## Supplied records
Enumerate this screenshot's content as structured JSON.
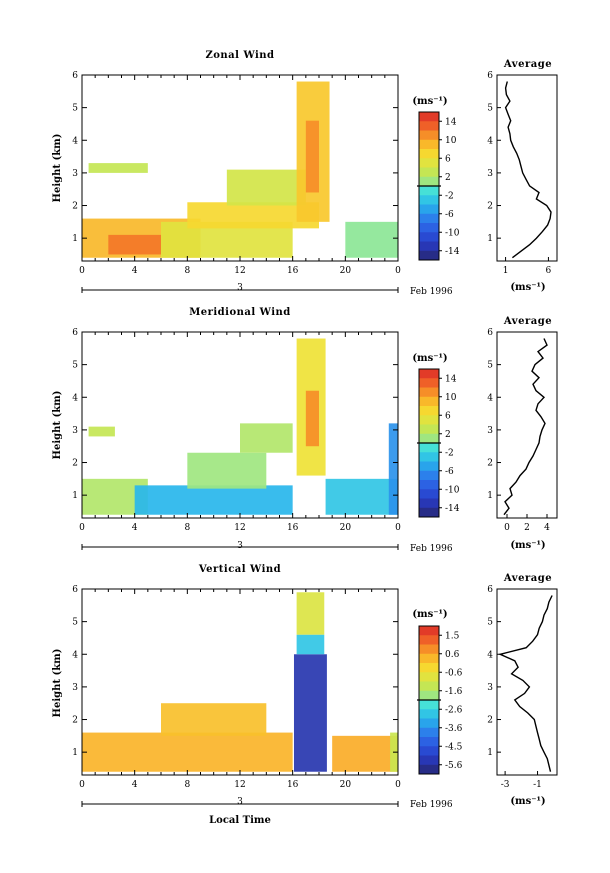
{
  "figure": {
    "date_label": "Feb 1996",
    "day_label": "3",
    "bottom_xlabel": "Local Time",
    "avg_title": "Average",
    "units": "(ms⁻¹)"
  },
  "panels": [
    {
      "title": "Zonal Wind",
      "ylabel": "Height (km)",
      "cbar_ticks": [
        "14",
        "10",
        "6",
        "2",
        "-2",
        "-6",
        "-10",
        "-14"
      ],
      "avg_xticks": [
        "1",
        "6"
      ]
    },
    {
      "title": "Meridional Wind",
      "ylabel": "Height (km)",
      "cbar_ticks": [
        "14",
        "10",
        "6",
        "2",
        "-2",
        "-6",
        "-10",
        "-14"
      ],
      "avg_xticks": [
        "0",
        "2",
        "4"
      ]
    },
    {
      "title": "Vertical Wind",
      "ylabel": "Height (km)",
      "cbar_ticks": [
        "1.5",
        "0.6",
        "-0.6",
        "-1.6",
        "-2.6",
        "-3.6",
        "-4.5",
        "-5.6"
      ],
      "avg_xticks": [
        "-3",
        "-1"
      ]
    }
  ],
  "chart_data": [
    {
      "type": "heatmap",
      "title": "Zonal Wind",
      "xlabel": "",
      "ylabel": "Height (km)",
      "x_ticks": [
        "0",
        "4",
        "8",
        "12",
        "16",
        "20",
        "0"
      ],
      "y_ticks": [
        "1",
        "2",
        "3",
        "4",
        "5",
        "6"
      ],
      "xlim": [
        0,
        24
      ],
      "ylim": [
        0.3,
        6
      ],
      "colorbar_unit": "(ms⁻¹)",
      "colorbar_ticks": [
        14,
        10,
        6,
        2,
        -2,
        -6,
        -10,
        -14
      ],
      "colorbar_range": [
        -16,
        16
      ],
      "approx_field": [
        {
          "x0": 0,
          "x1": 9,
          "y0": 0.4,
          "y1": 1.6,
          "value": 9
        },
        {
          "x0": 2,
          "x1": 6,
          "y0": 0.5,
          "y1": 1.1,
          "value": 12
        },
        {
          "x0": 6,
          "x1": 16,
          "y0": 0.4,
          "y1": 1.5,
          "value": 5
        },
        {
          "x0": 8,
          "x1": 18,
          "y0": 1.3,
          "y1": 2.1,
          "value": 7
        },
        {
          "x0": 11,
          "x1": 17,
          "y0": 2.0,
          "y1": 3.1,
          "value": 4
        },
        {
          "x0": 0.5,
          "x1": 5,
          "y0": 3.0,
          "y1": 3.3,
          "value": 3
        },
        {
          "x0": 16.3,
          "x1": 18.8,
          "y0": 1.5,
          "y1": 5.8,
          "value": 8
        },
        {
          "x0": 17,
          "x1": 18,
          "y0": 2.4,
          "y1": 4.6,
          "value": 11
        },
        {
          "x0": 20,
          "x1": 24,
          "y0": 0.4,
          "y1": 1.5,
          "value": 0
        }
      ],
      "average_profile": {
        "title": "Average",
        "x_ticks": [
          1,
          6
        ],
        "xlim": [
          0,
          7
        ],
        "xlabel": "(ms⁻¹)",
        "height_km": [
          0.4,
          0.6,
          0.8,
          1.0,
          1.2,
          1.4,
          1.6,
          1.8,
          2.0,
          2.2,
          2.4,
          2.6,
          2.8,
          3.0,
          3.2,
          3.4,
          3.6,
          3.8,
          4.0,
          4.2,
          4.4,
          4.6,
          4.8,
          5.0,
          5.2,
          5.4,
          5.6,
          5.8
        ],
        "wind": [
          1.8,
          2.8,
          3.8,
          4.6,
          5.3,
          5.9,
          6.2,
          6.3,
          5.8,
          4.6,
          4.9,
          3.8,
          3.4,
          3.0,
          2.8,
          2.6,
          2.3,
          1.9,
          1.6,
          1.5,
          1.3,
          1.6,
          1.3,
          1.0,
          1.5,
          1.1,
          1.0,
          1.2
        ]
      }
    },
    {
      "type": "heatmap",
      "title": "Meridional Wind",
      "xlabel": "",
      "ylabel": "Height (km)",
      "x_ticks": [
        "0",
        "4",
        "8",
        "12",
        "16",
        "20",
        "0"
      ],
      "y_ticks": [
        "1",
        "2",
        "3",
        "4",
        "5",
        "6"
      ],
      "xlim": [
        0,
        24
      ],
      "ylim": [
        0.3,
        6
      ],
      "colorbar_unit": "(ms⁻¹)",
      "colorbar_ticks": [
        14,
        10,
        6,
        2,
        -2,
        -6,
        -10,
        -14
      ],
      "colorbar_range": [
        -16,
        16
      ],
      "approx_field": [
        {
          "x0": 0,
          "x1": 5,
          "y0": 0.4,
          "y1": 1.5,
          "value": 2
        },
        {
          "x0": 4,
          "x1": 16,
          "y0": 0.4,
          "y1": 1.3,
          "value": -4
        },
        {
          "x0": 8,
          "x1": 14,
          "y0": 1.2,
          "y1": 2.3,
          "value": 1
        },
        {
          "x0": 12,
          "x1": 16,
          "y0": 2.3,
          "y1": 3.2,
          "value": 2
        },
        {
          "x0": 0.5,
          "x1": 2.5,
          "y0": 2.8,
          "y1": 3.1,
          "value": 3
        },
        {
          "x0": 16.3,
          "x1": 18.5,
          "y0": 1.6,
          "y1": 5.8,
          "value": 6
        },
        {
          "x0": 17,
          "x1": 18,
          "y0": 2.5,
          "y1": 4.2,
          "value": 11
        },
        {
          "x0": 18.5,
          "x1": 24,
          "y0": 0.4,
          "y1": 1.5,
          "value": -3
        },
        {
          "x0": 23.3,
          "x1": 24,
          "y0": 0.4,
          "y1": 3.2,
          "value": -6
        }
      ],
      "average_profile": {
        "title": "Average",
        "x_ticks": [
          0,
          2,
          4
        ],
        "xlim": [
          -1,
          5
        ],
        "xlabel": "(ms⁻¹)",
        "height_km": [
          0.4,
          0.6,
          0.8,
          1.0,
          1.2,
          1.4,
          1.6,
          1.8,
          2.0,
          2.2,
          2.4,
          2.6,
          2.8,
          3.0,
          3.2,
          3.4,
          3.6,
          3.8,
          4.0,
          4.2,
          4.4,
          4.6,
          4.8,
          5.0,
          5.2,
          5.4,
          5.6,
          5.8
        ],
        "wind": [
          -0.3,
          0.2,
          -0.2,
          0.5,
          0.3,
          0.9,
          1.3,
          1.9,
          2.2,
          2.6,
          2.9,
          3.2,
          3.3,
          3.5,
          3.8,
          3.4,
          2.9,
          3.1,
          3.7,
          2.9,
          2.6,
          3.2,
          2.5,
          2.8,
          3.6,
          3.1,
          4.0,
          3.7
        ]
      }
    },
    {
      "type": "heatmap",
      "title": "Vertical Wind",
      "xlabel": "Local Time",
      "ylabel": "Height (km)",
      "x_ticks": [
        "0",
        "4",
        "8",
        "12",
        "16",
        "20",
        "0"
      ],
      "y_ticks": [
        "1",
        "2",
        "3",
        "4",
        "5",
        "6"
      ],
      "xlim": [
        0,
        24
      ],
      "ylim": [
        0.3,
        6
      ],
      "colorbar_unit": "(ms⁻¹)",
      "colorbar_ticks": [
        1.5,
        0.6,
        -0.6,
        -1.6,
        -2.6,
        -3.6,
        -4.5,
        -5.6
      ],
      "colorbar_range": [
        -6.1,
        2.0
      ],
      "approx_field": [
        {
          "x0": 0,
          "x1": 16,
          "y0": 0.4,
          "y1": 1.6,
          "value": 0.3
        },
        {
          "x0": 6,
          "x1": 14,
          "y0": 1.5,
          "y1": 2.5,
          "value": 0.1
        },
        {
          "x0": 19,
          "x1": 24,
          "y0": 0.4,
          "y1": 1.5,
          "value": 0.4
        },
        {
          "x0": 16.1,
          "x1": 18.6,
          "y0": 0.4,
          "y1": 4.0,
          "value": -5.4
        },
        {
          "x0": 16.3,
          "x1": 18.4,
          "y0": 4.0,
          "y1": 4.6,
          "value": -2.8
        },
        {
          "x0": 16.3,
          "x1": 18.4,
          "y0": 4.6,
          "y1": 5.9,
          "value": -0.9
        },
        {
          "x0": 23.4,
          "x1": 24,
          "y0": 0.4,
          "y1": 1.6,
          "value": -1.2
        }
      ],
      "average_profile": {
        "title": "Average",
        "x_ticks": [
          -3,
          -1
        ],
        "xlim": [
          -3.5,
          0.2
        ],
        "xlabel": "(ms⁻¹)",
        "height_km": [
          0.4,
          0.6,
          0.8,
          1.0,
          1.2,
          1.4,
          1.6,
          1.8,
          2.0,
          2.2,
          2.4,
          2.6,
          2.8,
          3.0,
          3.2,
          3.4,
          3.6,
          3.8,
          4.0,
          4.2,
          4.4,
          4.6,
          4.8,
          5.0,
          5.2,
          5.4,
          5.6,
          5.8
        ],
        "wind": [
          -0.2,
          -0.3,
          -0.4,
          -0.6,
          -0.8,
          -0.9,
          -1.0,
          -1.1,
          -1.2,
          -1.6,
          -2.1,
          -2.4,
          -1.8,
          -1.5,
          -1.9,
          -2.6,
          -2.2,
          -2.4,
          -3.3,
          -1.7,
          -1.3,
          -1.0,
          -0.9,
          -0.7,
          -0.6,
          -0.4,
          -0.3,
          -0.1
        ]
      }
    }
  ]
}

## Directions for this task
From the listing above, return each line with the word "Time".

## Full answer
    "bottom_xlabel": "Local Time",
      "xlabel": "Local Time",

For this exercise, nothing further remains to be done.